JOB: Word for word, restate every line of the material.

──────── EXTRACTED DATA ────────

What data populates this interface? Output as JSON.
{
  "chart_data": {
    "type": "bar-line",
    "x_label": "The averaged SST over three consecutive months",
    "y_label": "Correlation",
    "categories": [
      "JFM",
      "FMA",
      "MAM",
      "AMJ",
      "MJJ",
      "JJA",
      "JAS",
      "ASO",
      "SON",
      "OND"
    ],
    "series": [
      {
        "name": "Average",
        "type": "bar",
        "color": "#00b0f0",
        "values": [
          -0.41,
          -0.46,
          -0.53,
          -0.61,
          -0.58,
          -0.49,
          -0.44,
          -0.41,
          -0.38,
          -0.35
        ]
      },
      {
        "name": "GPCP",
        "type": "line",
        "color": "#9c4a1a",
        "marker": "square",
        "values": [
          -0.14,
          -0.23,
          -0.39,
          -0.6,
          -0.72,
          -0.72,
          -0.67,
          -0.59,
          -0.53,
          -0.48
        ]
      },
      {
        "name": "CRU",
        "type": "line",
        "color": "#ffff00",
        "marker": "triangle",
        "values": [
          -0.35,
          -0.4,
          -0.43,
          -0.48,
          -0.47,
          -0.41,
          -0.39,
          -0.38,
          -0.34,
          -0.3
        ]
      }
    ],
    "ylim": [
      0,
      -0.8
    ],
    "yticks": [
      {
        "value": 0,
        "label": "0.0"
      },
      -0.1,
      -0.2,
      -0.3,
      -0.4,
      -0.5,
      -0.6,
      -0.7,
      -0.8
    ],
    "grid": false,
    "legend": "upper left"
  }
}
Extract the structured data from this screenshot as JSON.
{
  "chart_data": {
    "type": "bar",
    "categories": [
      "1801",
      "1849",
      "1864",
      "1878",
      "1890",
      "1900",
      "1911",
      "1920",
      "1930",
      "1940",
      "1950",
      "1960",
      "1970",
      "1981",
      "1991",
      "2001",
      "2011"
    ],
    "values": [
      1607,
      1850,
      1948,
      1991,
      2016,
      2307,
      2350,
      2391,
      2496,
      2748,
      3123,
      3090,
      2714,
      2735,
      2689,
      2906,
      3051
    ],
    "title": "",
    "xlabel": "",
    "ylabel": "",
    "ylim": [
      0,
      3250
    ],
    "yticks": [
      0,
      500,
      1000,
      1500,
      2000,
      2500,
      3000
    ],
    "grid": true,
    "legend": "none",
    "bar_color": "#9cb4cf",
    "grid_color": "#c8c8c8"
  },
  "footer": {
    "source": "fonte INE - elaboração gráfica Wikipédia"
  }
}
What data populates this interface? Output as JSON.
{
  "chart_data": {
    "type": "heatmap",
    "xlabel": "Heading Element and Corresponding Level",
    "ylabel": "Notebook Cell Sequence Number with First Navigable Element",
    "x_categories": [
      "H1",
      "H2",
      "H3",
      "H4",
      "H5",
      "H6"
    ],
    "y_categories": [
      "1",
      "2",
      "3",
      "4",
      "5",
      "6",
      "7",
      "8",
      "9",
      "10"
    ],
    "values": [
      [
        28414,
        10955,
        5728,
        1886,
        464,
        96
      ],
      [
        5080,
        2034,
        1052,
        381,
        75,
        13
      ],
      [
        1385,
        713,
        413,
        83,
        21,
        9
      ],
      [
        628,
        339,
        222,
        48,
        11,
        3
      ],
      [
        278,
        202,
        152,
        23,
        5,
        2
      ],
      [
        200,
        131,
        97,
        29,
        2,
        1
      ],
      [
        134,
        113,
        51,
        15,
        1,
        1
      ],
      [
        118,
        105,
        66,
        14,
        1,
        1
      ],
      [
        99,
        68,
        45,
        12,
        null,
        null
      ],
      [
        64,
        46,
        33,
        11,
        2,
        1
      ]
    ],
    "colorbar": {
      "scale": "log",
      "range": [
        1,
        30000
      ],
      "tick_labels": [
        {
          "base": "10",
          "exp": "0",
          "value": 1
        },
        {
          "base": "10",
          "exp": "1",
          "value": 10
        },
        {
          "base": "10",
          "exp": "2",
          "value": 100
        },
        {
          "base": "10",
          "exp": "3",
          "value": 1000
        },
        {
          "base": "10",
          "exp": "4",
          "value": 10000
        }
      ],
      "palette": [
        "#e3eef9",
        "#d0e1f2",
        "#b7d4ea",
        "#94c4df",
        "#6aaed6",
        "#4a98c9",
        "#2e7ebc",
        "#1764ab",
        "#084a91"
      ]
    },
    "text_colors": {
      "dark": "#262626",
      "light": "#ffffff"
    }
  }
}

────────

RESULT OF THE TASK:
What data populates this interface? Output as JSON.
{
  "chart_data": {
    "type": "bar-line",
    "x_label": "The averaged SST over three consecutive months",
    "y_label": "Correlation",
    "categories": [
      "JFM",
      "FMA",
      "MAM",
      "AMJ",
      "MJJ",
      "JJA",
      "JAS",
      "ASO",
      "SON",
      "OND"
    ],
    "series": [
      {
        "name": "Average",
        "type": "bar",
        "color": "#00b0f0",
        "values": [
          -0.41,
          -0.46,
          -0.53,
          -0.61,
          -0.58,
          -0.49,
          -0.44,
          -0.41,
          -0.38,
          -0.35
        ]
      },
      {
        "name": "GPCP",
        "type": "line",
        "color": "#9c4a1a",
        "marker": "square",
        "values": [
          -0.14,
          -0.23,
          -0.39,
          -0.6,
          -0.72,
          -0.72,
          -0.67,
          -0.59,
          -0.53,
          -0.48
        ]
      },
      {
        "name": "CRU",
        "type": "line",
        "color": "#ffff00",
        "marker": "triangle",
        "values": [
          -0.35,
          -0.4,
          -0.43,
          -0.48,
          -0.47,
          -0.41,
          -0.39,
          -0.38,
          -0.34,
          -0.3
        ]
      }
    ],
    "ylim": [
      0,
      -0.8
    ],
    "yticks": [
      {
        "value": 0,
        "label": "0.0"
      },
      -0.1,
      -0.2,
      -0.3,
      -0.4,
      -0.5,
      -0.6,
      -0.7,
      -0.8
    ],
    "grid": false,
    "legend": "upper left"
  }
}
Extract the structured data from this screenshot as JSON.
{
  "chart_data": {
    "type": "bar",
    "categories": [
      "1801",
      "1849",
      "1864",
      "1878",
      "1890",
      "1900",
      "1911",
      "1920",
      "1930",
      "1940",
      "1950",
      "1960",
      "1970",
      "1981",
      "1991",
      "2001",
      "2011"
    ],
    "values": [
      1607,
      1850,
      1948,
      1991,
      2016,
      2307,
      2350,
      2391,
      2496,
      2748,
      3123,
      3090,
      2714,
      2735,
      2689,
      2906,
      3051
    ],
    "title": "",
    "xlabel": "",
    "ylabel": "",
    "ylim": [
      0,
      3250
    ],
    "yticks": [
      0,
      500,
      1000,
      1500,
      2000,
      2500,
      3000
    ],
    "grid": true,
    "legend": "none",
    "bar_color": "#9cb4cf",
    "grid_color": "#c8c8c8"
  },
  "footer": {
    "source": "fonte INE - elaboração gráfica Wikipédia"
  }
}
What data populates this interface? Output as JSON.
{
  "chart_data": {
    "type": "heatmap",
    "xlabel": "Heading Element and Corresponding Level",
    "ylabel": "Notebook Cell Sequence Number with First Navigable Element",
    "x_categories": [
      "H1",
      "H2",
      "H3",
      "H4",
      "H5",
      "H6"
    ],
    "y_categories": [
      "1",
      "2",
      "3",
      "4",
      "5",
      "6",
      "7",
      "8",
      "9",
      "10"
    ],
    "values": [
      [
        28414,
        10955,
        5728,
        1886,
        464,
        96
      ],
      [
        5080,
        2034,
        1052,
        381,
        75,
        13
      ],
      [
        1385,
        713,
        413,
        83,
        21,
        9
      ],
      [
        628,
        339,
        222,
        48,
        11,
        3
      ],
      [
        278,
        202,
        152,
        23,
        5,
        2
      ],
      [
        200,
        131,
        97,
        29,
        2,
        1
      ],
      [
        134,
        113,
        51,
        15,
        1,
        1
      ],
      [
        118,
        105,
        66,
        14,
        1,
        1
      ],
      [
        99,
        68,
        45,
        12,
        null,
        null
      ],
      [
        64,
        46,
        33,
        11,
        2,
        1
      ]
    ],
    "colorbar": {
      "scale": "log",
      "range": [
        1,
        30000
      ],
      "tick_labels": [
        {
          "base": "10",
          "exp": "0",
          "value": 1
        },
        {
          "base": "10",
          "exp": "1",
          "value": 10
        },
        {
          "base": "10",
          "exp": "2",
          "value": 100
        },
        {
          "base": "10",
          "exp": "3",
          "value": 1000
        },
        {
          "base": "10",
          "exp": "4",
          "value": 10000
        }
      ],
      "palette": [
        "#e3eef9",
        "#d0e1f2",
        "#b7d4ea",
        "#94c4df",
        "#6aaed6",
        "#4a98c9",
        "#2e7ebc",
        "#1764ab",
        "#084a91"
      ]
    },
    "text_colors": {
      "dark": "#262626",
      "light": "#ffffff"
    }
  }
}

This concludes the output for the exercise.